WHAT THE EXERCISE ASKS: Could you give the data below again, exactly and completely?

EXERCISE INPUT:
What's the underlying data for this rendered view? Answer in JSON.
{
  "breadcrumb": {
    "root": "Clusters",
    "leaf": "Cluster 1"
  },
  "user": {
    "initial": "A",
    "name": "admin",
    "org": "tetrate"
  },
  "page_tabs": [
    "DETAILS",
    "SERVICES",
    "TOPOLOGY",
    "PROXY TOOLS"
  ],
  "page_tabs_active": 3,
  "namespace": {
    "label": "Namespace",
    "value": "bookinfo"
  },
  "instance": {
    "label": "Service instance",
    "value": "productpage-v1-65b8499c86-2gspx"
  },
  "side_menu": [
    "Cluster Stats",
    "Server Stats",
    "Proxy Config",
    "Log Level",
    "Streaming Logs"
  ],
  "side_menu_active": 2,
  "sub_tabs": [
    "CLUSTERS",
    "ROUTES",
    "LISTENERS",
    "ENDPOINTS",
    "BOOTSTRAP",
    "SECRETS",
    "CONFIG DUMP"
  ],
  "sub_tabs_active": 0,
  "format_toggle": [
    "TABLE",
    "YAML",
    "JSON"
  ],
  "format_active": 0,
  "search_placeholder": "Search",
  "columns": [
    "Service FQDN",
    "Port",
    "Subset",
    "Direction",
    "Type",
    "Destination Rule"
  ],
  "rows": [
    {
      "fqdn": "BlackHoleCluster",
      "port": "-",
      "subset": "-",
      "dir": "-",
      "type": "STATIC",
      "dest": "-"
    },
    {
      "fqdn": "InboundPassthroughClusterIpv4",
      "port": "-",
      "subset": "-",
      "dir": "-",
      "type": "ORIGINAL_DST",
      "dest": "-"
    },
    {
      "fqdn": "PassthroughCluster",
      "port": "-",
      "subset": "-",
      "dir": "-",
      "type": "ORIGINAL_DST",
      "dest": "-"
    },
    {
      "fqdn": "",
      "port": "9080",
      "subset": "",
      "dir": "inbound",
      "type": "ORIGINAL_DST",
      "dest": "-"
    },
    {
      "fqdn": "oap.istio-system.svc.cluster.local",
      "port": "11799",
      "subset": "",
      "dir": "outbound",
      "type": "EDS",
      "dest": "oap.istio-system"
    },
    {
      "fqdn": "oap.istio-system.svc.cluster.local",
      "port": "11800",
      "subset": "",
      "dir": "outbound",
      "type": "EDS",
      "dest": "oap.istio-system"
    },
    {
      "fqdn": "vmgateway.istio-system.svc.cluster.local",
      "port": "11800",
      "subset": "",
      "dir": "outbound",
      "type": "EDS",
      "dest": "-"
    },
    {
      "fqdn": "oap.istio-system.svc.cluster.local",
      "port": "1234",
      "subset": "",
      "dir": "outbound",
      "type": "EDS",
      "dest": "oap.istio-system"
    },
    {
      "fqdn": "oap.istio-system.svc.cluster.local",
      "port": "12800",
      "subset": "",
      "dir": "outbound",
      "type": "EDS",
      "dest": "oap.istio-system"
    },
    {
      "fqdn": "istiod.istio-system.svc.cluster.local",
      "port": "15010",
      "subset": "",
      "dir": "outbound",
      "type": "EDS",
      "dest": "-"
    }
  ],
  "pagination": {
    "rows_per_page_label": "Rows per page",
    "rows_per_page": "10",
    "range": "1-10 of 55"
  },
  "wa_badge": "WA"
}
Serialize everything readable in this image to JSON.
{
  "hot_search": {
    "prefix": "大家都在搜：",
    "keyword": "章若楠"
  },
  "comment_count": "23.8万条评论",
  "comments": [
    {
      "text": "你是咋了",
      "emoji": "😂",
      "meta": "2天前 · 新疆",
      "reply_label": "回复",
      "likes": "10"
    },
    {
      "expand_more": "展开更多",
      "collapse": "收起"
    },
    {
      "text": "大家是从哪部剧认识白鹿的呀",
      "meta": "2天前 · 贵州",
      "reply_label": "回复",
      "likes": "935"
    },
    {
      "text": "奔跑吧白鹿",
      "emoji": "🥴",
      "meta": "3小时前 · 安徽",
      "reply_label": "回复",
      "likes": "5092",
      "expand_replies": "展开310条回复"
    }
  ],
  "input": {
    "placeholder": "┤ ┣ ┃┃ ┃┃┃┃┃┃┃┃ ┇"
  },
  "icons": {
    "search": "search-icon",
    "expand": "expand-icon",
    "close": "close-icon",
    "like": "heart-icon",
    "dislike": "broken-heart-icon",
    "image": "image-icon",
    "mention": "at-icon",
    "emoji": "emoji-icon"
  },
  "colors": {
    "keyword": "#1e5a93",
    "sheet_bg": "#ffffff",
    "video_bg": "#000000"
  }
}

TASK RESULT:
What's the underlying data for this rendered view? Answer in JSON.
{
  "breadcrumb": {
    "root": "Clusters",
    "leaf": "Cluster 1"
  },
  "user": {
    "initial": "A",
    "name": "admin",
    "org": "tetrate"
  },
  "page_tabs": [
    "DETAILS",
    "SERVICES",
    "TOPOLOGY",
    "PROXY TOOLS"
  ],
  "page_tabs_active": 3,
  "namespace": {
    "label": "Namespace",
    "value": "bookinfo"
  },
  "instance": {
    "label": "Service instance",
    "value": "productpage-v1-65b8499c86-2gspx"
  },
  "side_menu": [
    "Cluster Stats",
    "Server Stats",
    "Proxy Config",
    "Log Level",
    "Streaming Logs"
  ],
  "side_menu_active": 2,
  "sub_tabs": [
    "CLUSTERS",
    "ROUTES",
    "LISTENERS",
    "ENDPOINTS",
    "BOOTSTRAP",
    "SECRETS",
    "CONFIG DUMP"
  ],
  "sub_tabs_active": 0,
  "format_toggle": [
    "TABLE",
    "YAML",
    "JSON"
  ],
  "format_active": 0,
  "search_placeholder": "Search",
  "columns": [
    "Service FQDN",
    "Port",
    "Subset",
    "Direction",
    "Type",
    "Destination Rule"
  ],
  "rows": [
    {
      "fqdn": "BlackHoleCluster",
      "port": "-",
      "subset": "-",
      "dir": "-",
      "type": "STATIC",
      "dest": "-"
    },
    {
      "fqdn": "InboundPassthroughClusterIpv4",
      "port": "-",
      "subset": "-",
      "dir": "-",
      "type": "ORIGINAL_DST",
      "dest": "-"
    },
    {
      "fqdn": "PassthroughCluster",
      "port": "-",
      "subset": "-",
      "dir": "-",
      "type": "ORIGINAL_DST",
      "dest": "-"
    },
    {
      "fqdn": "",
      "port": "9080",
      "subset": "",
      "dir": "inbound",
      "type": "ORIGINAL_DST",
      "dest": "-"
    },
    {
      "fqdn": "oap.istio-system.svc.cluster.local",
      "port": "11799",
      "subset": "",
      "dir": "outbound",
      "type": "EDS",
      "dest": "oap.istio-system"
    },
    {
      "fqdn": "oap.istio-system.svc.cluster.local",
      "port": "11800",
      "subset": "",
      "dir": "outbound",
      "type": "EDS",
      "dest": "oap.istio-system"
    },
    {
      "fqdn": "vmgateway.istio-system.svc.cluster.local",
      "port": "11800",
      "subset": "",
      "dir": "outbound",
      "type": "EDS",
      "dest": "-"
    },
    {
      "fqdn": "oap.istio-system.svc.cluster.local",
      "port": "1234",
      "subset": "",
      "dir": "outbound",
      "type": "EDS",
      "dest": "oap.istio-system"
    },
    {
      "fqdn": "oap.istio-system.svc.cluster.local",
      "port": "12800",
      "subset": "",
      "dir": "outbound",
      "type": "EDS",
      "dest": "oap.istio-system"
    },
    {
      "fqdn": "istiod.istio-system.svc.cluster.local",
      "port": "15010",
      "subset": "",
      "dir": "outbound",
      "type": "EDS",
      "dest": "-"
    }
  ],
  "pagination": {
    "rows_per_page_label": "Rows per page",
    "rows_per_page": "10",
    "range": "1-10 of 55"
  },
  "wa_badge": "WA"
}
Serialize everything readable in this image to JSON.
{
  "hot_search": {
    "prefix": "大家都在搜：",
    "keyword": "章若楠"
  },
  "comment_count": "23.8万条评论",
  "comments": [
    {
      "text": "你是咋了",
      "emoji": "😂",
      "meta": "2天前 · 新疆",
      "reply_label": "回复",
      "likes": "10"
    },
    {
      "expand_more": "展开更多",
      "collapse": "收起"
    },
    {
      "text": "大家是从哪部剧认识白鹿的呀",
      "meta": "2天前 · 贵州",
      "reply_label": "回复",
      "likes": "935"
    },
    {
      "text": "奔跑吧白鹿",
      "emoji": "🥴",
      "meta": "3小时前 · 安徽",
      "reply_label": "回复",
      "likes": "5092",
      "expand_replies": "展开310条回复"
    }
  ],
  "input": {
    "placeholder": "┤ ┣ ┃┃ ┃┃┃┃┃┃┃┃ ┇"
  },
  "icons": {
    "search": "search-icon",
    "expand": "expand-icon",
    "close": "close-icon",
    "like": "heart-icon",
    "dislike": "broken-heart-icon",
    "image": "image-icon",
    "mention": "at-icon",
    "emoji": "emoji-icon"
  },
  "colors": {
    "keyword": "#1e5a93",
    "sheet_bg": "#ffffff",
    "video_bg": "#000000"
  }
}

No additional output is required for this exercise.